**PROBLEM TO SOLVE:**
Write out all of the data exactly as it appears.

Start of DATASET RECORDS

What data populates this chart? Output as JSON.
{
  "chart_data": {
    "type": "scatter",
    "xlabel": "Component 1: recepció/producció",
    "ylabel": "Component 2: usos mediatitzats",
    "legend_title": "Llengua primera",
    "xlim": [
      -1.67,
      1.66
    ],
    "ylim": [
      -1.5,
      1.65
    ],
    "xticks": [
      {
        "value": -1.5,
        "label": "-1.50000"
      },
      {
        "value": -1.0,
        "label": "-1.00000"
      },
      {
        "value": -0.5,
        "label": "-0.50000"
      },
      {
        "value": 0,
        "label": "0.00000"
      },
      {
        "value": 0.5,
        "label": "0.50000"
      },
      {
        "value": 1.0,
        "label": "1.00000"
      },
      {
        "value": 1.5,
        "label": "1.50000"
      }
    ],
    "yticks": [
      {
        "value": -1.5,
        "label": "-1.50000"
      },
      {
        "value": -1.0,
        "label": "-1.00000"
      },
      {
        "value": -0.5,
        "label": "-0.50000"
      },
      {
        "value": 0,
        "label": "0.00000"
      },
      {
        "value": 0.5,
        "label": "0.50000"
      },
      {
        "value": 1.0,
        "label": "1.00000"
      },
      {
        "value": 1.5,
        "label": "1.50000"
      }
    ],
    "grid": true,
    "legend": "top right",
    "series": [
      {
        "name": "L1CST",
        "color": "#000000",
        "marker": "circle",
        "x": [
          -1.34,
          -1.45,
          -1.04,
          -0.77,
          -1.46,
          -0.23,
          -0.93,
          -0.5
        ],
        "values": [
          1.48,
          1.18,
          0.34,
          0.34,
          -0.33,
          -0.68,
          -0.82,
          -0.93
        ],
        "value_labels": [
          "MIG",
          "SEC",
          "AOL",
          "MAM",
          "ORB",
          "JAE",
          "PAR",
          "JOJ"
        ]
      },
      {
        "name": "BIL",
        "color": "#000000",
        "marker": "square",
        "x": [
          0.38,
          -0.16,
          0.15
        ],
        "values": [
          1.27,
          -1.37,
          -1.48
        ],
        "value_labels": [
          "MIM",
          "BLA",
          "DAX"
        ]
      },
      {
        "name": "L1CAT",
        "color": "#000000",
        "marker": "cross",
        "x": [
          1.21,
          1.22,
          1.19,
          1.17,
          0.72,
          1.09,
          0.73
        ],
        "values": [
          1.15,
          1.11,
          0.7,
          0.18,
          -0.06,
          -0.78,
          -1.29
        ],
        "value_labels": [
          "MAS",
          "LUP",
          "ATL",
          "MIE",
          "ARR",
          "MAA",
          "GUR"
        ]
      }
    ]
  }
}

End of DATASET RECORDS

**WRITTEN RESPONSE:**
What data populates this chart? Output as JSON.
{
  "chart_data": {
    "type": "scatter",
    "xlabel": "Component 1: recepció/producció",
    "ylabel": "Component 2: usos mediatitzats",
    "legend_title": "Llengua primera",
    "xlim": [
      -1.67,
      1.66
    ],
    "ylim": [
      -1.5,
      1.65
    ],
    "xticks": [
      {
        "value": -1.5,
        "label": "-1.50000"
      },
      {
        "value": -1.0,
        "label": "-1.00000"
      },
      {
        "value": -0.5,
        "label": "-0.50000"
      },
      {
        "value": 0,
        "label": "0.00000"
      },
      {
        "value": 0.5,
        "label": "0.50000"
      },
      {
        "value": 1.0,
        "label": "1.00000"
      },
      {
        "value": 1.5,
        "label": "1.50000"
      }
    ],
    "yticks": [
      {
        "value": -1.5,
        "label": "-1.50000"
      },
      {
        "value": -1.0,
        "label": "-1.00000"
      },
      {
        "value": -0.5,
        "label": "-0.50000"
      },
      {
        "value": 0,
        "label": "0.00000"
      },
      {
        "value": 0.5,
        "label": "0.50000"
      },
      {
        "value": 1.0,
        "label": "1.00000"
      },
      {
        "value": 1.5,
        "label": "1.50000"
      }
    ],
    "grid": true,
    "legend": "top right",
    "series": [
      {
        "name": "L1CST",
        "color": "#000000",
        "marker": "circle",
        "x": [
          -1.34,
          -1.45,
          -1.04,
          -0.77,
          -1.46,
          -0.23,
          -0.93,
          -0.5
        ],
        "values": [
          1.48,
          1.18,
          0.34,
          0.34,
          -0.33,
          -0.68,
          -0.82,
          -0.93
        ],
        "value_labels": [
          "MIG",
          "SEC",
          "AOL",
          "MAM",
          "ORB",
          "JAE",
          "PAR",
          "JOJ"
        ]
      },
      {
        "name": "BIL",
        "color": "#000000",
        "marker": "square",
        "x": [
          0.38,
          -0.16,
          0.15
        ],
        "values": [
          1.27,
          -1.37,
          -1.48
        ],
        "value_labels": [
          "MIM",
          "BLA",
          "DAX"
        ]
      },
      {
        "name": "L1CAT",
        "color": "#000000",
        "marker": "cross",
        "x": [
          1.21,
          1.22,
          1.19,
          1.17,
          0.72,
          1.09,
          0.73
        ],
        "values": [
          1.15,
          1.11,
          0.7,
          0.18,
          -0.06,
          -0.78,
          -1.29
        ],
        "value_labels": [
          "MAS",
          "LUP",
          "ATL",
          "MIE",
          "ARR",
          "MAA",
          "GUR"
        ]
      }
    ]
  }
}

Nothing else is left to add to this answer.